Whenever a line contains the string "Group", copy it out of the entries.

Task data:
- - - - - - -

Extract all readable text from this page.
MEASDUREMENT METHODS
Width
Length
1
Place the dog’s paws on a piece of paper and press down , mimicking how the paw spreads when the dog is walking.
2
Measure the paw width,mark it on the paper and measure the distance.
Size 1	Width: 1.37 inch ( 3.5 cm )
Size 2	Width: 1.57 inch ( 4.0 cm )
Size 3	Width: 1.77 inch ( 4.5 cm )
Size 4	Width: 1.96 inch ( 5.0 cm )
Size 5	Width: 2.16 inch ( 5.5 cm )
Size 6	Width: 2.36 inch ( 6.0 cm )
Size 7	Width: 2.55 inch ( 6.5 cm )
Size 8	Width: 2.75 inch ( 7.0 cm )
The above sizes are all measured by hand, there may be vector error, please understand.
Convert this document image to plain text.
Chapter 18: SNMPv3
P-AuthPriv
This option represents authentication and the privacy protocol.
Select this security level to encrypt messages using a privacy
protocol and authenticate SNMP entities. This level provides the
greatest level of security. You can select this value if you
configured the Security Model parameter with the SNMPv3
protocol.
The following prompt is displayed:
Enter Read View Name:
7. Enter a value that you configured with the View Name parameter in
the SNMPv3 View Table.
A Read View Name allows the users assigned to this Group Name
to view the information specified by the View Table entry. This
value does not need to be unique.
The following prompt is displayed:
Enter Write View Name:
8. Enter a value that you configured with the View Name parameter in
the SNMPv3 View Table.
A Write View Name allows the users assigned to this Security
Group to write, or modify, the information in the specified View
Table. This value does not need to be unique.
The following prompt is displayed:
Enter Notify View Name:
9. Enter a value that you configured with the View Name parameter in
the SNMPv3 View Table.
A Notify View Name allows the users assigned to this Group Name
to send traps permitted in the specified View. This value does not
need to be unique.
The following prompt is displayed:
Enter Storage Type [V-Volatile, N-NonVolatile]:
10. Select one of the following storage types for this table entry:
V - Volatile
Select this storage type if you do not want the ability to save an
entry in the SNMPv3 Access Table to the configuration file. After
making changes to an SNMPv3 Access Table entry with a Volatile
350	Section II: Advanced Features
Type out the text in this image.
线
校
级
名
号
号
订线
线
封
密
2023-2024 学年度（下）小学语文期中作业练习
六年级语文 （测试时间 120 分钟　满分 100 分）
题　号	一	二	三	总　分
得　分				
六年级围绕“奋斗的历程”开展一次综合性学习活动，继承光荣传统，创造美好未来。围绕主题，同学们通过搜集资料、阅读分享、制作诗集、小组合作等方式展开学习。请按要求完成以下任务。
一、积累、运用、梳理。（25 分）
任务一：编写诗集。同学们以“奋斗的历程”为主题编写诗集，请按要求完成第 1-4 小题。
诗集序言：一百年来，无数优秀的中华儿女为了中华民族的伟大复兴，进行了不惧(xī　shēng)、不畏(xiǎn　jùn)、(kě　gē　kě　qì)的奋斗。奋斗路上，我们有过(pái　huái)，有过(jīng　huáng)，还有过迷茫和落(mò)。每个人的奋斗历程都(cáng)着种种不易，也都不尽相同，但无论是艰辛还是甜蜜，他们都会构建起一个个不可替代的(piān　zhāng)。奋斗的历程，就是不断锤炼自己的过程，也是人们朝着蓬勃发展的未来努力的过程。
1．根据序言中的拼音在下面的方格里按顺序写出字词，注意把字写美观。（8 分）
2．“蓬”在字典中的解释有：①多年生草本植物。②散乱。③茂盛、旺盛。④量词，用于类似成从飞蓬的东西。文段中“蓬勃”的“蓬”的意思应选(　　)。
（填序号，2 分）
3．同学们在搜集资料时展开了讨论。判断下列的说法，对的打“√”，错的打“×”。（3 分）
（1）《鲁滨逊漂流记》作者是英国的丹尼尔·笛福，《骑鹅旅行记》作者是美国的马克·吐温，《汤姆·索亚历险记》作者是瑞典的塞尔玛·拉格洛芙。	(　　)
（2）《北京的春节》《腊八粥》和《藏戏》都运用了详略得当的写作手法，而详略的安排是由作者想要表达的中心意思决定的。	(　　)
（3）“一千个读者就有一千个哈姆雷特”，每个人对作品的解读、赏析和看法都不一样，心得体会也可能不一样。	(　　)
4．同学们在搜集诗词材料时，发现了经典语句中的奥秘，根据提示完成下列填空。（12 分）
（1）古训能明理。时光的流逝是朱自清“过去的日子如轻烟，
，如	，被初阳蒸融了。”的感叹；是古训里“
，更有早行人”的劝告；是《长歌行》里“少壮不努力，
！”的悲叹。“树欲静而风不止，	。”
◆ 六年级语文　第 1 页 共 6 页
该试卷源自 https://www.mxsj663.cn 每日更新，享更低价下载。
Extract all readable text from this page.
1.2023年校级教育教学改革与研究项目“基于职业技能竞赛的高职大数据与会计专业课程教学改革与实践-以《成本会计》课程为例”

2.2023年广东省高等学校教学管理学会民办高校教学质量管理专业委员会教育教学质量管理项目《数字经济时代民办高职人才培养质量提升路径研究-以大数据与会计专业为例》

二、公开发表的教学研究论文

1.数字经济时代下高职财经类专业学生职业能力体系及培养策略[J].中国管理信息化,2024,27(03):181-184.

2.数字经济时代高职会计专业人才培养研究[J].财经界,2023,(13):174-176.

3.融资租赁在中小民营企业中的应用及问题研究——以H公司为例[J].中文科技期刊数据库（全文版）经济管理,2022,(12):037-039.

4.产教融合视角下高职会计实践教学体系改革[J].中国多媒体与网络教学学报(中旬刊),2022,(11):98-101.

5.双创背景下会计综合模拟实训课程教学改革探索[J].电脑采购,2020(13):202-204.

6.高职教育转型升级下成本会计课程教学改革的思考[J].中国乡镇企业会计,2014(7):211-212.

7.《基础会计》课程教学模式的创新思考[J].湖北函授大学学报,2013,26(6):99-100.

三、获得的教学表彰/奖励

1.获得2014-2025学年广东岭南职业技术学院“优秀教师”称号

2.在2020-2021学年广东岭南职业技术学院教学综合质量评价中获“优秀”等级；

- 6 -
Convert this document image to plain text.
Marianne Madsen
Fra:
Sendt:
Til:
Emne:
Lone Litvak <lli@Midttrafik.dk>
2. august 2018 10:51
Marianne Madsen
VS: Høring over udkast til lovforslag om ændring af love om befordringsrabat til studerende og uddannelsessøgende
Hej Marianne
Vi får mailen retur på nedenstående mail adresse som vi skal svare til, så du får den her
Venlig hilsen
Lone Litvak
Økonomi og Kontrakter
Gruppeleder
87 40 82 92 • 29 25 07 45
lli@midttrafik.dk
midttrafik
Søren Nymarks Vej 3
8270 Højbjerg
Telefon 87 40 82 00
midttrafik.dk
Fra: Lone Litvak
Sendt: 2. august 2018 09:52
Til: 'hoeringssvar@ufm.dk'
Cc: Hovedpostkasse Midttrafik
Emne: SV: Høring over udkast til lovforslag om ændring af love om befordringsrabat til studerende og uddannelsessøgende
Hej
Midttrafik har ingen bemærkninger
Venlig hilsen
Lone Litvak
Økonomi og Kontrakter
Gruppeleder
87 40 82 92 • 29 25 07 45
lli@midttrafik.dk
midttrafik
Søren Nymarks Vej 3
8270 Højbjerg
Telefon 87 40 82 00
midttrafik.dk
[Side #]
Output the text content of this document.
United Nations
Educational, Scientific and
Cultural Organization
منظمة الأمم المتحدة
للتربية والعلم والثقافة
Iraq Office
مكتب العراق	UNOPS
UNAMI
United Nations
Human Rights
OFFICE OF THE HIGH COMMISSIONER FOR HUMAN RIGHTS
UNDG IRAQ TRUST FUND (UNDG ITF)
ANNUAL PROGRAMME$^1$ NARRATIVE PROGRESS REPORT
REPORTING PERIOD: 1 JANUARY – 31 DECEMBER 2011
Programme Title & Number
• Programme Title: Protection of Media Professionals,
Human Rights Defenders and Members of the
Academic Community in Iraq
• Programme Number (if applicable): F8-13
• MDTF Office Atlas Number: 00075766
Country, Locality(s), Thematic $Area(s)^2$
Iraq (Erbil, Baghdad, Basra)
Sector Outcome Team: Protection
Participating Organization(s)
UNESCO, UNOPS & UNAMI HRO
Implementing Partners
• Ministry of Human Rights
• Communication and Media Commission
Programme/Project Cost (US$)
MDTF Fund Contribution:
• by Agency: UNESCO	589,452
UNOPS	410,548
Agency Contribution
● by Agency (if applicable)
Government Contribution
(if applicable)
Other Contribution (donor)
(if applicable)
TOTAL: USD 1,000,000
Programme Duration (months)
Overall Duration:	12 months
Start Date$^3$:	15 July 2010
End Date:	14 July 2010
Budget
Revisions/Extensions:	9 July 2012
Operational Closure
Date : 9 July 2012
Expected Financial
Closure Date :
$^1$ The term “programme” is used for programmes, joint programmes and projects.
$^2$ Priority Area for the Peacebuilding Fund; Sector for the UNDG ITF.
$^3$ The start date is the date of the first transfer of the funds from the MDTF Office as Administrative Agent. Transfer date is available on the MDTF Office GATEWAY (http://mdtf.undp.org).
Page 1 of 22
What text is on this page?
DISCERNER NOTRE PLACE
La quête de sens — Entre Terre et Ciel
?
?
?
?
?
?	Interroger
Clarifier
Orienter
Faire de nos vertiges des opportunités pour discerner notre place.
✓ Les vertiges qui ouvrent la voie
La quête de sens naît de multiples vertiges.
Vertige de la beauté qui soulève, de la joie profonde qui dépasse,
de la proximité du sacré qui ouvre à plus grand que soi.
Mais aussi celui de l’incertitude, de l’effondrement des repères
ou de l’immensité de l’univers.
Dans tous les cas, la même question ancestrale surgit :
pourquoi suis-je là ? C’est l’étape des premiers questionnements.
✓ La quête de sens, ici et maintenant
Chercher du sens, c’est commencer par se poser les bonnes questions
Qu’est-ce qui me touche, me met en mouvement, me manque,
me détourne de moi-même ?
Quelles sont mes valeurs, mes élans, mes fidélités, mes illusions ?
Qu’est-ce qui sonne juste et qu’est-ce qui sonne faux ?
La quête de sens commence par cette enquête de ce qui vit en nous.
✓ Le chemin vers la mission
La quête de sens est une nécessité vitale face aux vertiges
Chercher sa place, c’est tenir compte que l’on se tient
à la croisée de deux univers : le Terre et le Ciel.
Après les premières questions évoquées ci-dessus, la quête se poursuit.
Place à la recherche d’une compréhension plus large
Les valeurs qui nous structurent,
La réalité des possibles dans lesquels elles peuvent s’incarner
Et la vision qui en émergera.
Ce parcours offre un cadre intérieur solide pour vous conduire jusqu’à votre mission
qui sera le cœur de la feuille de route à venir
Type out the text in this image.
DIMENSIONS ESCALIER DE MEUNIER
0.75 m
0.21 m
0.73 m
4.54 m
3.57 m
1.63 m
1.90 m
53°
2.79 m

- - - - - - -

Worked solution:
A Read View Name allows the users assigned to this Group Name
Group to write, or modify, the information in the specified View
A Notify View Name allows the users assigned to this Group Name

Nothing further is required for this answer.